* [To do]:
Filter these records by the string "letter", copying each line that holds it.

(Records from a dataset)

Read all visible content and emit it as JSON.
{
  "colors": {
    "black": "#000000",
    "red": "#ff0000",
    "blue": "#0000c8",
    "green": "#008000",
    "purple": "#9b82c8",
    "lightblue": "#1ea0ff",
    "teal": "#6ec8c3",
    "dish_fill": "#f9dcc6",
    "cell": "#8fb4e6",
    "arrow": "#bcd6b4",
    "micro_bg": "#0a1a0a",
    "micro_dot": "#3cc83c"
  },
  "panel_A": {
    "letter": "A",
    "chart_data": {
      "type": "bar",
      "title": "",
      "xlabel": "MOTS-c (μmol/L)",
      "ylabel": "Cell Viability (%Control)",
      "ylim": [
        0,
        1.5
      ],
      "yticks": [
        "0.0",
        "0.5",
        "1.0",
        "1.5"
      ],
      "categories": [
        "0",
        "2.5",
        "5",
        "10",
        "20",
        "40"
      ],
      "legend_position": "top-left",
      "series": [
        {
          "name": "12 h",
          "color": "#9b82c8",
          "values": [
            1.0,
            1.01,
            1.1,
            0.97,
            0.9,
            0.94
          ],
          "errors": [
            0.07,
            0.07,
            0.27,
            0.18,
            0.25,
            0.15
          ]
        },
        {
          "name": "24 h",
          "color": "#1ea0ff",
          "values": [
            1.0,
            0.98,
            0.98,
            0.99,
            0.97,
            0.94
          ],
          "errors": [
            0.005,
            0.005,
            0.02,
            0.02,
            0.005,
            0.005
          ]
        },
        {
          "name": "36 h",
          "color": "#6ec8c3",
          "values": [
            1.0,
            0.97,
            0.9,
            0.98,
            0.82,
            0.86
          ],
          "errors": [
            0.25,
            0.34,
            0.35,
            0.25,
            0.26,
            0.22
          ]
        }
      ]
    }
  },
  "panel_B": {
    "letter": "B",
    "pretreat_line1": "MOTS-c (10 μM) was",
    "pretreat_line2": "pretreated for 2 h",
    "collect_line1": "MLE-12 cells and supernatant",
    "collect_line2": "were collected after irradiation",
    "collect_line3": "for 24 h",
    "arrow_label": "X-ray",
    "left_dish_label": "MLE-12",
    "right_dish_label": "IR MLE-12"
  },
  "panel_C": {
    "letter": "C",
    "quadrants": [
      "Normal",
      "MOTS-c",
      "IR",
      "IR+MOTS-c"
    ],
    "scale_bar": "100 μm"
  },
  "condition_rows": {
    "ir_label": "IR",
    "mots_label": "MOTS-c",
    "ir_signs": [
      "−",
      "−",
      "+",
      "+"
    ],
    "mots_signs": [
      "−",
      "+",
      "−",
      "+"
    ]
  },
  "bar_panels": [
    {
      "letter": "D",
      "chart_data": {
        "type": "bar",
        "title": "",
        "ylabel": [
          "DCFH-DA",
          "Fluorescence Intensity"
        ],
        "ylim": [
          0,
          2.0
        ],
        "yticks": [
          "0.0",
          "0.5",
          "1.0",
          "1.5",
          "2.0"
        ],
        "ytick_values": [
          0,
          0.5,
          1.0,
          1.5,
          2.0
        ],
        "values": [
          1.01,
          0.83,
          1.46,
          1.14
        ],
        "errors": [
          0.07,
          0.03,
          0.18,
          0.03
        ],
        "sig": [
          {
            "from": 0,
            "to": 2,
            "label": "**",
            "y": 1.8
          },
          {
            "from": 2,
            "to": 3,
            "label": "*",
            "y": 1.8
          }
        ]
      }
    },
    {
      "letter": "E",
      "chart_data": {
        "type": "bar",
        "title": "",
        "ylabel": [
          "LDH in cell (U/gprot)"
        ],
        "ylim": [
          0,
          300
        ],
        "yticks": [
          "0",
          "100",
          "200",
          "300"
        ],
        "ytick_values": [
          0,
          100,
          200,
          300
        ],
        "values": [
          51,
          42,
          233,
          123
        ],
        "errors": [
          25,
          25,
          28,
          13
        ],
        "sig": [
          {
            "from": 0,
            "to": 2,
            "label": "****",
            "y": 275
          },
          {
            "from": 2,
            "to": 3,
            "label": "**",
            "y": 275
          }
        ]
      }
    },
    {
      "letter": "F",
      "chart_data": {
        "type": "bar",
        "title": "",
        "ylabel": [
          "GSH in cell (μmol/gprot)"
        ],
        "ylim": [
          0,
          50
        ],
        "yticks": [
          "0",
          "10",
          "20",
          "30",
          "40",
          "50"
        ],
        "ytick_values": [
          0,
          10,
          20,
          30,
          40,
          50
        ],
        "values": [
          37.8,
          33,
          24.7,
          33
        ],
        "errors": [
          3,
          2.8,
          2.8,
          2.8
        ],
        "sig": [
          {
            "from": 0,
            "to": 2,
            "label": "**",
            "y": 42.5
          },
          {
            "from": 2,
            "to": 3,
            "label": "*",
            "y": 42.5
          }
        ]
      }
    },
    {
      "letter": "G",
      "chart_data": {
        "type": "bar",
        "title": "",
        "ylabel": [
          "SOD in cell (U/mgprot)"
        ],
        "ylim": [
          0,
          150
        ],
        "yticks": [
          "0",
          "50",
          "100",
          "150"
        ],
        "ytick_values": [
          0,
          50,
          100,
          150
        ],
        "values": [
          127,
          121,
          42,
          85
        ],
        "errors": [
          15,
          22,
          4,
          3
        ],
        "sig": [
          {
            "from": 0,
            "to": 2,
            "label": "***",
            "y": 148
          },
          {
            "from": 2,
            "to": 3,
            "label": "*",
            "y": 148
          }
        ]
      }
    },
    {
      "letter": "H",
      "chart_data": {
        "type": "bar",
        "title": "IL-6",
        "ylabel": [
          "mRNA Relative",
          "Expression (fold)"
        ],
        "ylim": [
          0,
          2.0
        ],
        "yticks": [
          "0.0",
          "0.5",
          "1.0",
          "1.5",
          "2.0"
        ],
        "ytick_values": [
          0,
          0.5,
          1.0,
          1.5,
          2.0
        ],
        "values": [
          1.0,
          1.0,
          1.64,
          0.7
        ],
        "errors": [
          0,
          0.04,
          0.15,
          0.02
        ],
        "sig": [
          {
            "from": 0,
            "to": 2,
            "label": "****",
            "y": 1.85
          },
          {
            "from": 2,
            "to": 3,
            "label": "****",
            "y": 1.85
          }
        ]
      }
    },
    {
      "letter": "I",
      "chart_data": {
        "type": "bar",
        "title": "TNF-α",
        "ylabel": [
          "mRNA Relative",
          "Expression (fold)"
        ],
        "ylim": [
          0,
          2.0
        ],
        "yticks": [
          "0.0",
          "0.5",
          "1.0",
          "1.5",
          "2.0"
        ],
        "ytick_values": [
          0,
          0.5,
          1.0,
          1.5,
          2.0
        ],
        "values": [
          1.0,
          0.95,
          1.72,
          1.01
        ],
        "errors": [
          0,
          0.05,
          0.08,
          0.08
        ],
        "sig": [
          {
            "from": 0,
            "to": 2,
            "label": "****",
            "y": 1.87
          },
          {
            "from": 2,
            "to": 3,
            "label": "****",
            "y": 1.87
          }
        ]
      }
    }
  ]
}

* [Response]:
    "letter": "A",
    "letter": "B",
    "letter": "C",
      "letter": "D",
      "letter": "E",
      "letter": "F",
      "letter": "G",
      "letter": "H",
      "letter": "I",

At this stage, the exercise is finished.